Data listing
::::

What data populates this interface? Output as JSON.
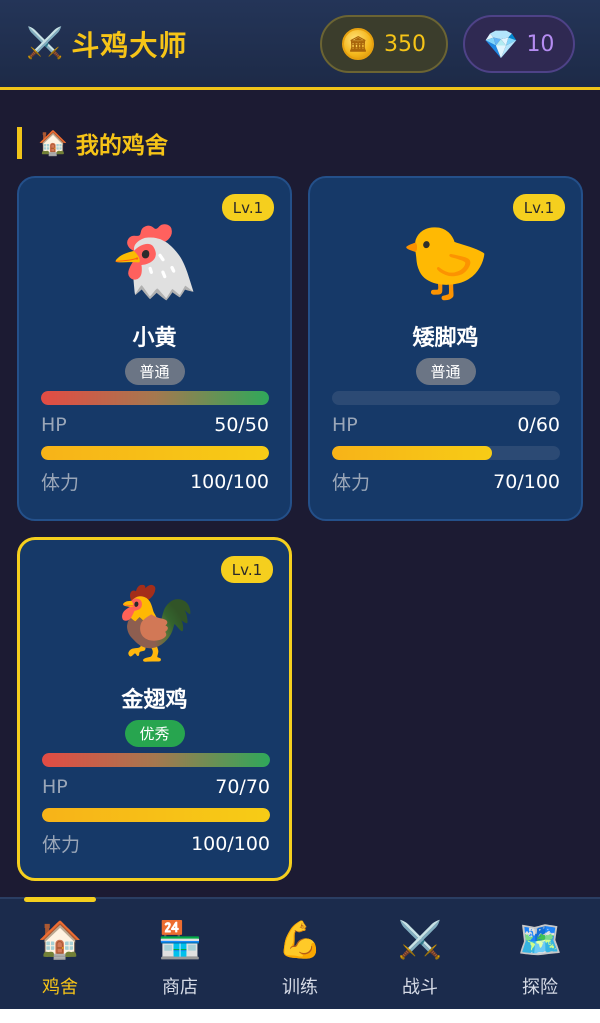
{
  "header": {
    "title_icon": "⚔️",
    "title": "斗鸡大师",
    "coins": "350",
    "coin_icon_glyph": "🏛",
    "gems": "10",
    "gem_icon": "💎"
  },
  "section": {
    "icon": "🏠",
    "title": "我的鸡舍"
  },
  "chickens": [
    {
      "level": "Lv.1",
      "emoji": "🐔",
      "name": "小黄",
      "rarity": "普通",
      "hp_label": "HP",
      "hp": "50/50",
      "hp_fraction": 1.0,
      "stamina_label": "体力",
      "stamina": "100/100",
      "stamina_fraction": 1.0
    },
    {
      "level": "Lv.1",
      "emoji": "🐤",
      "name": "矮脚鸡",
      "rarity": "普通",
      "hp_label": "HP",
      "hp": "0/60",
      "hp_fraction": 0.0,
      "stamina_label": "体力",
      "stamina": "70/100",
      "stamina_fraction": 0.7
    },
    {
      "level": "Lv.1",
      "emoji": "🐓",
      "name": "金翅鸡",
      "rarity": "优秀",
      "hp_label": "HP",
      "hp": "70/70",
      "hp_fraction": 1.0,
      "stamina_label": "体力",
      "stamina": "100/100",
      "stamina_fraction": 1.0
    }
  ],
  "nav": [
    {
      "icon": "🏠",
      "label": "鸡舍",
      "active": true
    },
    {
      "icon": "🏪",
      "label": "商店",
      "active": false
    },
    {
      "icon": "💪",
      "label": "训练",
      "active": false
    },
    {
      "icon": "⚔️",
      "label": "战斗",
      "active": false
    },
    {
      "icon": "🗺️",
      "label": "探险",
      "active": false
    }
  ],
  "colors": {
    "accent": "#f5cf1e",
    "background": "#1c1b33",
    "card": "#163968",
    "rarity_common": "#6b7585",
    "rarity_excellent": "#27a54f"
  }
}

::::

SHORT TASK
All of the material above is to be copied exactly, except for its images.

SOLUTION FOR THIS EXERCISE
What data populates this interface? Output as JSON.
{
  "header": {
    "title_icon": "⚔️",
    "title": "斗鸡大师",
    "coins": "350",
    "coin_icon_glyph": "🏛",
    "gems": "10",
    "gem_icon": "💎"
  },
  "section": {
    "icon": "🏠",
    "title": "我的鸡舍"
  },
  "chickens": [
    {
      "level": "Lv.1",
      "emoji": "🐔",
      "name": "小黄",
      "rarity": "普通",
      "hp_label": "HP",
      "hp": "50/50",
      "hp_fraction": 1.0,
      "stamina_label": "体力",
      "stamina": "100/100",
      "stamina_fraction": 1.0
    },
    {
      "level": "Lv.1",
      "emoji": "🐤",
      "name": "矮脚鸡",
      "rarity": "普通",
      "hp_label": "HP",
      "hp": "0/60",
      "hp_fraction": 0.0,
      "stamina_label": "体力",
      "stamina": "70/100",
      "stamina_fraction": 0.7
    },
    {
      "level": "Lv.1",
      "emoji": "🐓",
      "name": "金翅鸡",
      "rarity": "优秀",
      "hp_label": "HP",
      "hp": "70/70",
      "hp_fraction": 1.0,
      "stamina_label": "体力",
      "stamina": "100/100",
      "stamina_fraction": 1.0
    }
  ],
  "nav": [
    {
      "icon": "🏠",
      "label": "鸡舍",
      "active": true
    },
    {
      "icon": "🏪",
      "label": "商店",
      "active": false
    },
    {
      "icon": "💪",
      "label": "训练",
      "active": false
    },
    {
      "icon": "⚔️",
      "label": "战斗",
      "active": false
    },
    {
      "icon": "🗺️",
      "label": "探险",
      "active": false
    }
  ],
  "colors": {
    "accent": "#f5cf1e",
    "background": "#1c1b33",
    "card": "#163968",
    "rarity_common": "#6b7585",
    "rarity_excellent": "#27a54f"
  }
}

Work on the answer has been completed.